Written exercise - Omit the pictures, then write out every entry exactly as it reads.
╭──
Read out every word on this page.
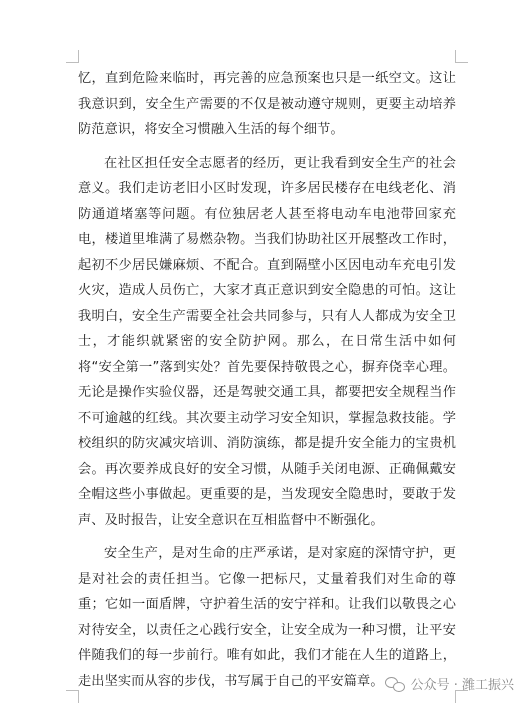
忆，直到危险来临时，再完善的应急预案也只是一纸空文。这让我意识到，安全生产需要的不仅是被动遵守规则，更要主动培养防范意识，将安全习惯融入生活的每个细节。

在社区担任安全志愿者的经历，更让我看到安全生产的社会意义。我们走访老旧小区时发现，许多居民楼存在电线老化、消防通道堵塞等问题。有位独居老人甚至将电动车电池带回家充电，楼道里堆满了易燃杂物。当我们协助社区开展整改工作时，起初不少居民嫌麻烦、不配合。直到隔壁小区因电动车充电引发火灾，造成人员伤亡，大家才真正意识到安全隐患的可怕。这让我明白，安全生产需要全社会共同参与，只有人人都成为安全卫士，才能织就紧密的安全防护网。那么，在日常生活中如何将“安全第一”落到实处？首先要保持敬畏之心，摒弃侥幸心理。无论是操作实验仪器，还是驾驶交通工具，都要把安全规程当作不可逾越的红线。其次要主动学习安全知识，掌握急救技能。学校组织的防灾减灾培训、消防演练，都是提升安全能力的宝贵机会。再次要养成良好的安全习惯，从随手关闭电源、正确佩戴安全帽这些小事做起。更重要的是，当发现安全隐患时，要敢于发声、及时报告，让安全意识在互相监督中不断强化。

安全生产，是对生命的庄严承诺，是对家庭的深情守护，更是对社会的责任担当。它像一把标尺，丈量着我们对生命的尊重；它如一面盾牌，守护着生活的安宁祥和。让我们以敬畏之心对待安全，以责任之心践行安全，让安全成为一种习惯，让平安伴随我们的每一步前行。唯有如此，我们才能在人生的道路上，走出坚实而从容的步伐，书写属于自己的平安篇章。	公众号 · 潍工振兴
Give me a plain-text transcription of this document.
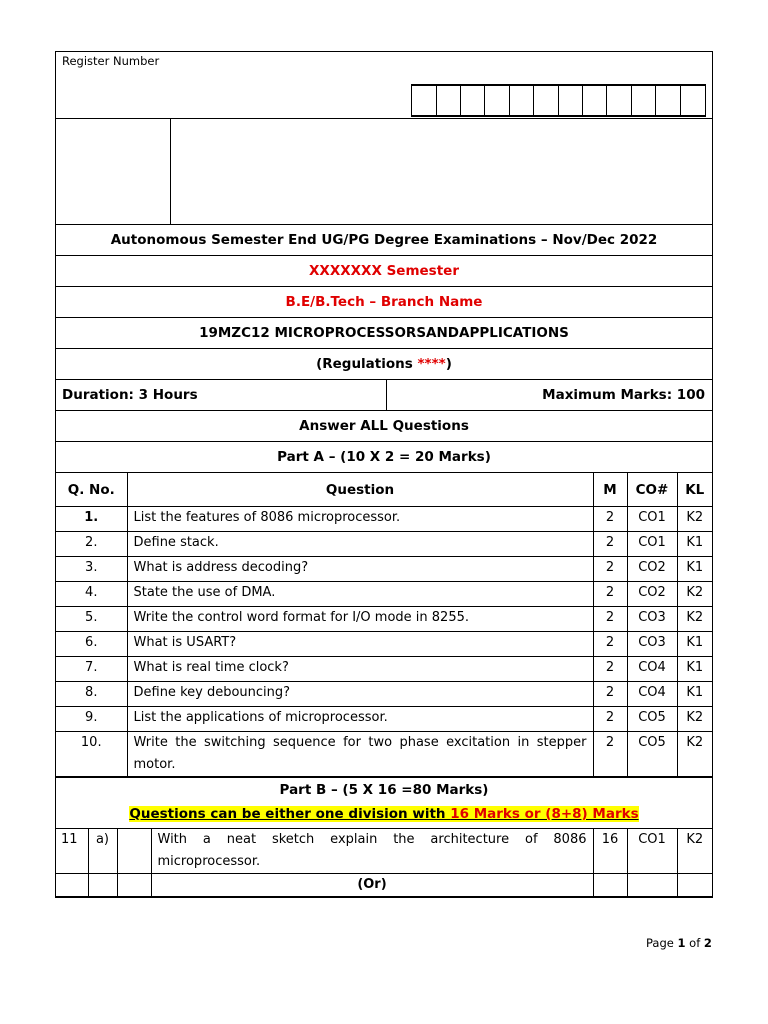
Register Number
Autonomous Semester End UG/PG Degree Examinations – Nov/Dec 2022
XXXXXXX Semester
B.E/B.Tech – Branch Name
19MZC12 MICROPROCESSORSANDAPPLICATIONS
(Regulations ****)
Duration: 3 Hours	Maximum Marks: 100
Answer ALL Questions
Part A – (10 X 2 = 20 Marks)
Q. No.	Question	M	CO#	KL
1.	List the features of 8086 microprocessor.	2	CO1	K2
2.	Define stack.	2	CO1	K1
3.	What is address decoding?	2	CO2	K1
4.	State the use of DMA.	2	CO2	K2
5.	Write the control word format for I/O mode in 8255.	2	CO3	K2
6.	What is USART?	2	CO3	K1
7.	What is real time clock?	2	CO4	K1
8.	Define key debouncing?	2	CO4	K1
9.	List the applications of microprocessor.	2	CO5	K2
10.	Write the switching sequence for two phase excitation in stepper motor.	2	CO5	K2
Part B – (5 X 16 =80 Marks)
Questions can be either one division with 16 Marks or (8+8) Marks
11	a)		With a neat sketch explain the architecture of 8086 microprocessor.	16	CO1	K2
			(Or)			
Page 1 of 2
╰──
Response -
Read out every word on this page.
忆，直到危险来临时，再完善的应急预案也只是一纸空文。这让我意识到，安全生产需要的不仅是被动遵守规则，更要主动培养防范意识，将安全习惯融入生活的每个细节。

在社区担任安全志愿者的经历，更让我看到安全生产的社会意义。我们走访老旧小区时发现，许多居民楼存在电线老化、消防通道堵塞等问题。有位独居老人甚至将电动车电池带回家充电，楼道里堆满了易燃杂物。当我们协助社区开展整改工作时，起初不少居民嫌麻烦、不配合。直到隔壁小区因电动车充电引发火灾，造成人员伤亡，大家才真正意识到安全隐患的可怕。这让我明白，安全生产需要全社会共同参与，只有人人都成为安全卫士，才能织就紧密的安全防护网。那么，在日常生活中如何将“安全第一”落到实处？首先要保持敬畏之心，摒弃侥幸心理。无论是操作实验仪器，还是驾驶交通工具，都要把安全规程当作不可逾越的红线。其次要主动学习安全知识，掌握急救技能。学校组织的防灾减灾培训、消防演练，都是提升安全能力的宝贵机会。再次要养成良好的安全习惯，从随手关闭电源、正确佩戴安全帽这些小事做起。更重要的是，当发现安全隐患时，要敢于发声、及时报告，让安全意识在互相监督中不断强化。

安全生产，是对生命的庄严承诺，是对家庭的深情守护，更是对社会的责任担当。它像一把标尺，丈量着我们对生命的尊重；它如一面盾牌，守护着生活的安宁祥和。让我们以敬畏之心对待安全，以责任之心践行安全，让安全成为一种习惯，让平安伴随我们的每一步前行。唯有如此，我们才能在人生的道路上，走出坚实而从容的步伐，书写属于自己的平安篇章。	公众号 · 潍工振兴
Give me a plain-text transcription of this document.
Register Number
Autonomous Semester End UG/PG Degree Examinations – Nov/Dec 2022
XXXXXXX Semester
B.E/B.Tech – Branch Name
19MZC12 MICROPROCESSORSANDAPPLICATIONS
(Regulations ****)
Duration: 3 Hours	Maximum Marks: 100
Answer ALL Questions
Part A – (10 X 2 = 20 Marks)
Q. No.	Question	M	CO#	KL
1.	List the features of 8086 microprocessor.	2	CO1	K2
2.	Define stack.	2	CO1	K1
3.	What is address decoding?	2	CO2	K1
4.	State the use of DMA.	2	CO2	K2
5.	Write the control word format for I/O mode in 8255.	2	CO3	K2
6.	What is USART?	2	CO3	K1
7.	What is real time clock?	2	CO4	K1
8.	Define key debouncing?	2	CO4	K1
9.	List the applications of microprocessor.	2	CO5	K2
10.	Write the switching sequence for two phase excitation in stepper motor.	2	CO5	K2
Part B – (5 X 16 =80 Marks)
Questions can be either one division with 16 Marks or (8+8) Marks
11	a)		With a neat sketch explain the architecture of 8086 microprocessor.	16	CO1	K2
			(Or)			
Page 1 of 2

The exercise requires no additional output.